◆ AIM ◆
Read the records and write them out again exactly.

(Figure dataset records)

_ _ _ _ _

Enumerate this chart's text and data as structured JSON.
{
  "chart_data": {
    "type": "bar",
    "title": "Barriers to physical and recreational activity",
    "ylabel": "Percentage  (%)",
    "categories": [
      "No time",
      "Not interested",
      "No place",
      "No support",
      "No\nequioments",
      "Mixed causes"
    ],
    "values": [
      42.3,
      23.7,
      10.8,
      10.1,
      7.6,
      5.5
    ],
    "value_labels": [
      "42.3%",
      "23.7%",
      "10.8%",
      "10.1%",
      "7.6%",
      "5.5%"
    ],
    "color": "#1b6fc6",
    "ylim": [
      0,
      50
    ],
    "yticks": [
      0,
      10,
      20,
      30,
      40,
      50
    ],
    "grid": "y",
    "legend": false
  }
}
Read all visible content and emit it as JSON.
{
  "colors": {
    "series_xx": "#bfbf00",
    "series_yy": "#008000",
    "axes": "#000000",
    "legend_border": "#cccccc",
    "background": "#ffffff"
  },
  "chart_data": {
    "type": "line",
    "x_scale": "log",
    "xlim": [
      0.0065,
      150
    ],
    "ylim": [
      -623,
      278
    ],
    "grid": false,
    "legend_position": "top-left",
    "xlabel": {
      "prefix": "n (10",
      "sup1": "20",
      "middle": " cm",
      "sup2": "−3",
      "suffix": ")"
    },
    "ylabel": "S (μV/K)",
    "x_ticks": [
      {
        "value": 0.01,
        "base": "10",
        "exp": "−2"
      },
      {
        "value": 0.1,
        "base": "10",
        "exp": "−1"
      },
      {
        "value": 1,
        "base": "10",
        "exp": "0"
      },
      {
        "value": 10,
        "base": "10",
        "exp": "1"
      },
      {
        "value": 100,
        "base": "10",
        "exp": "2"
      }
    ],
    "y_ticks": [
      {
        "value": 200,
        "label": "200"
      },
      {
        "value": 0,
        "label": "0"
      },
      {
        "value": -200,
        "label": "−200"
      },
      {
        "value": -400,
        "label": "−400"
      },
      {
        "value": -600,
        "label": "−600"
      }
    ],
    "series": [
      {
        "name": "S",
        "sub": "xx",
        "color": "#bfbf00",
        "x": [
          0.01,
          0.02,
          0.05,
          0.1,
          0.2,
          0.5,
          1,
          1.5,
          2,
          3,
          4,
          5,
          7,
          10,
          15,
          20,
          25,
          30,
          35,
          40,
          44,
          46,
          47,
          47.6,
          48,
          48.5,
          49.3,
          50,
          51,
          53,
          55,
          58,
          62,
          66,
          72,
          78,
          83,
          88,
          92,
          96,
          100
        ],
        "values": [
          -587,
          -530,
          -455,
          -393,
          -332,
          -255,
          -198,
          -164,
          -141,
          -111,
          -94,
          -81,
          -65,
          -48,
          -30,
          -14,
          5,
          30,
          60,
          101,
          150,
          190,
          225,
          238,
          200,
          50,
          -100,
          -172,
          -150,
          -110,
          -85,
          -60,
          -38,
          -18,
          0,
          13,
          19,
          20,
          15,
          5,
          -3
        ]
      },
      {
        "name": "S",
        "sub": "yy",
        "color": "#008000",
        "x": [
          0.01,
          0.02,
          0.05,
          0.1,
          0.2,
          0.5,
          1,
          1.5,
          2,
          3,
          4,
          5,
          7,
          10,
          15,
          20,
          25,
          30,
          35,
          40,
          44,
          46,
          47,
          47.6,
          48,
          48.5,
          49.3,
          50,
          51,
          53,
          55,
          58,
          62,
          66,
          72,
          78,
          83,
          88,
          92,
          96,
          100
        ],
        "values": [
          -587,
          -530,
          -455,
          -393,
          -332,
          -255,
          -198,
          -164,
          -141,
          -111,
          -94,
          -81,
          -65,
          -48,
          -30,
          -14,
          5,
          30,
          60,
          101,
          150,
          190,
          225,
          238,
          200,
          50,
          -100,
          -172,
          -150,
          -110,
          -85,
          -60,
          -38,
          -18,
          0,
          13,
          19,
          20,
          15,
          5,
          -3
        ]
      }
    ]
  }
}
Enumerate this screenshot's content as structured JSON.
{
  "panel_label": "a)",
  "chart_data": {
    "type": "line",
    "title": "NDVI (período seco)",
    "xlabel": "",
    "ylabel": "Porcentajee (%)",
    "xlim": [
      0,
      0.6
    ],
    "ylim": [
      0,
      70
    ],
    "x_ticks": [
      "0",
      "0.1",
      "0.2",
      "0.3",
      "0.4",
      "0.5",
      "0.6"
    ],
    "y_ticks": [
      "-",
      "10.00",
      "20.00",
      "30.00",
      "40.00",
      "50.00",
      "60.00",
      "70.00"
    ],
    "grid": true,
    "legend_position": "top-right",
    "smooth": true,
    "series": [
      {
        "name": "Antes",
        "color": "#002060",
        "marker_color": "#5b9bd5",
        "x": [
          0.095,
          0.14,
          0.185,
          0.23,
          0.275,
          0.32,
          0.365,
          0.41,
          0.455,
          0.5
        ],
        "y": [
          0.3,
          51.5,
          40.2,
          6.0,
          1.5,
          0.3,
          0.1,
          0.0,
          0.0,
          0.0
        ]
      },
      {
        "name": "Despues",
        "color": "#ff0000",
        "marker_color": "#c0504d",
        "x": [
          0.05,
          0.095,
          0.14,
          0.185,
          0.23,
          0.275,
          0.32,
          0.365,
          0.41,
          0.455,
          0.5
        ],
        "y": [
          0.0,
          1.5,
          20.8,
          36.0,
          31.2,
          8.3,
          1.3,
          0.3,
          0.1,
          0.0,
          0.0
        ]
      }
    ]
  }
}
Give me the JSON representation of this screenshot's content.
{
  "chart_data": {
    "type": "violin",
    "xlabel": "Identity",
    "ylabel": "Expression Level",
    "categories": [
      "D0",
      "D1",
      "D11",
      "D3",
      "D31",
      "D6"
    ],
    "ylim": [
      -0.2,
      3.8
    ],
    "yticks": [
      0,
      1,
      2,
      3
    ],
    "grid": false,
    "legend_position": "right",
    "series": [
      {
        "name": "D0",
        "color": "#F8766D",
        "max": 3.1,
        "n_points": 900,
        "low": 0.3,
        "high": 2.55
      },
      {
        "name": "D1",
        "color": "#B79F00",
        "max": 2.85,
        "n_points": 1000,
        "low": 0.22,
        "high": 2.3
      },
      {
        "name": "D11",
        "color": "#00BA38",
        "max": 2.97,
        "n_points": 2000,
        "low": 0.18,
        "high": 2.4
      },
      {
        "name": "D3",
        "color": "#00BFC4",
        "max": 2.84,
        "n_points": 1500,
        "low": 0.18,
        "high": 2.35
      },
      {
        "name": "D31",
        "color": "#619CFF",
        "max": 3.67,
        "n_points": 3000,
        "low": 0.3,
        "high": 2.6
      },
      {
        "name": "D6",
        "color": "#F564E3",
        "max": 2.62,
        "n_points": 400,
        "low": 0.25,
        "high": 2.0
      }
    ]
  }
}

_ _ _ _ _

◆ CORRECT RESPONSE ◆
Enumerate this chart's text and data as structured JSON.
{
  "chart_data": {
    "type": "bar",
    "title": "Barriers to physical and recreational activity",
    "ylabel": "Percentage  (%)",
    "categories": [
      "No time",
      "Not interested",
      "No place",
      "No support",
      "No\nequioments",
      "Mixed causes"
    ],
    "values": [
      42.3,
      23.7,
      10.8,
      10.1,
      7.6,
      5.5
    ],
    "value_labels": [
      "42.3%",
      "23.7%",
      "10.8%",
      "10.1%",
      "7.6%",
      "5.5%"
    ],
    "color": "#1b6fc6",
    "ylim": [
      0,
      50
    ],
    "yticks": [
      0,
      10,
      20,
      30,
      40,
      50
    ],
    "grid": "y",
    "legend": false
  }
}
Read all visible content and emit it as JSON.
{
  "colors": {
    "series_xx": "#bfbf00",
    "series_yy": "#008000",
    "axes": "#000000",
    "legend_border": "#cccccc",
    "background": "#ffffff"
  },
  "chart_data": {
    "type": "line",
    "x_scale": "log",
    "xlim": [
      0.0065,
      150
    ],
    "ylim": [
      -623,
      278
    ],
    "grid": false,
    "legend_position": "top-left",
    "xlabel": {
      "prefix": "n (10",
      "sup1": "20",
      "middle": " cm",
      "sup2": "−3",
      "suffix": ")"
    },
    "ylabel": "S (μV/K)",
    "x_ticks": [
      {
        "value": 0.01,
        "base": "10",
        "exp": "−2"
      },
      {
        "value": 0.1,
        "base": "10",
        "exp": "−1"
      },
      {
        "value": 1,
        "base": "10",
        "exp": "0"
      },
      {
        "value": 10,
        "base": "10",
        "exp": "1"
      },
      {
        "value": 100,
        "base": "10",
        "exp": "2"
      }
    ],
    "y_ticks": [
      {
        "value": 200,
        "label": "200"
      },
      {
        "value": 0,
        "label": "0"
      },
      {
        "value": -200,
        "label": "−200"
      },
      {
        "value": -400,
        "label": "−400"
      },
      {
        "value": -600,
        "label": "−600"
      }
    ],
    "series": [
      {
        "name": "S",
        "sub": "xx",
        "color": "#bfbf00",
        "x": [
          0.01,
          0.02,
          0.05,
          0.1,
          0.2,
          0.5,
          1,
          1.5,
          2,
          3,
          4,
          5,
          7,
          10,
          15,
          20,
          25,
          30,
          35,
          40,
          44,
          46,
          47,
          47.6,
          48,
          48.5,
          49.3,
          50,
          51,
          53,
          55,
          58,
          62,
          66,
          72,
          78,
          83,
          88,
          92,
          96,
          100
        ],
        "values": [
          -587,
          -530,
          -455,
          -393,
          -332,
          -255,
          -198,
          -164,
          -141,
          -111,
          -94,
          -81,
          -65,
          -48,
          -30,
          -14,
          5,
          30,
          60,
          101,
          150,
          190,
          225,
          238,
          200,
          50,
          -100,
          -172,
          -150,
          -110,
          -85,
          -60,
          -38,
          -18,
          0,
          13,
          19,
          20,
          15,
          5,
          -3
        ]
      },
      {
        "name": "S",
        "sub": "yy",
        "color": "#008000",
        "x": [
          0.01,
          0.02,
          0.05,
          0.1,
          0.2,
          0.5,
          1,
          1.5,
          2,
          3,
          4,
          5,
          7,
          10,
          15,
          20,
          25,
          30,
          35,
          40,
          44,
          46,
          47,
          47.6,
          48,
          48.5,
          49.3,
          50,
          51,
          53,
          55,
          58,
          62,
          66,
          72,
          78,
          83,
          88,
          92,
          96,
          100
        ],
        "values": [
          -587,
          -530,
          -455,
          -393,
          -332,
          -255,
          -198,
          -164,
          -141,
          -111,
          -94,
          -81,
          -65,
          -48,
          -30,
          -14,
          5,
          30,
          60,
          101,
          150,
          190,
          225,
          238,
          200,
          50,
          -100,
          -172,
          -150,
          -110,
          -85,
          -60,
          -38,
          -18,
          0,
          13,
          19,
          20,
          15,
          5,
          -3
        ]
      }
    ]
  }
}
Enumerate this screenshot's content as structured JSON.
{
  "panel_label": "a)",
  "chart_data": {
    "type": "line",
    "title": "NDVI (período seco)",
    "xlabel": "",
    "ylabel": "Porcentajee (%)",
    "xlim": [
      0,
      0.6
    ],
    "ylim": [
      0,
      70
    ],
    "x_ticks": [
      "0",
      "0.1",
      "0.2",
      "0.3",
      "0.4",
      "0.5",
      "0.6"
    ],
    "y_ticks": [
      "-",
      "10.00",
      "20.00",
      "30.00",
      "40.00",
      "50.00",
      "60.00",
      "70.00"
    ],
    "grid": true,
    "legend_position": "top-right",
    "smooth": true,
    "series": [
      {
        "name": "Antes",
        "color": "#002060",
        "marker_color": "#5b9bd5",
        "x": [
          0.095,
          0.14,
          0.185,
          0.23,
          0.275,
          0.32,
          0.365,
          0.41,
          0.455,
          0.5
        ],
        "y": [
          0.3,
          51.5,
          40.2,
          6.0,
          1.5,
          0.3,
          0.1,
          0.0,
          0.0,
          0.0
        ]
      },
      {
        "name": "Despues",
        "color": "#ff0000",
        "marker_color": "#c0504d",
        "x": [
          0.05,
          0.095,
          0.14,
          0.185,
          0.23,
          0.275,
          0.32,
          0.365,
          0.41,
          0.455,
          0.5
        ],
        "y": [
          0.0,
          1.5,
          20.8,
          36.0,
          31.2,
          8.3,
          1.3,
          0.3,
          0.1,
          0.0,
          0.0
        ]
      }
    ]
  }
}
Give me the JSON representation of this screenshot's content.
{
  "chart_data": {
    "type": "violin",
    "xlabel": "Identity",
    "ylabel": "Expression Level",
    "categories": [
      "D0",
      "D1",
      "D11",
      "D3",
      "D31",
      "D6"
    ],
    "ylim": [
      -0.2,
      3.8
    ],
    "yticks": [
      0,
      1,
      2,
      3
    ],
    "grid": false,
    "legend_position": "right",
    "series": [
      {
        "name": "D0",
        "color": "#F8766D",
        "max": 3.1,
        "n_points": 900,
        "low": 0.3,
        "high": 2.55
      },
      {
        "name": "D1",
        "color": "#B79F00",
        "max": 2.85,
        "n_points": 1000,
        "low": 0.22,
        "high": 2.3
      },
      {
        "name": "D11",
        "color": "#00BA38",
        "max": 2.97,
        "n_points": 2000,
        "low": 0.18,
        "high": 2.4
      },
      {
        "name": "D3",
        "color": "#00BFC4",
        "max": 2.84,
        "n_points": 1500,
        "low": 0.18,
        "high": 2.35
      },
      {
        "name": "D31",
        "color": "#619CFF",
        "max": 3.67,
        "n_points": 3000,
        "low": 0.3,
        "high": 2.6
      },
      {
        "name": "D6",
        "color": "#F564E3",
        "max": 2.62,
        "n_points": 400,
        "low": 0.25,
        "high": 2.0
      }
    ]
  }
}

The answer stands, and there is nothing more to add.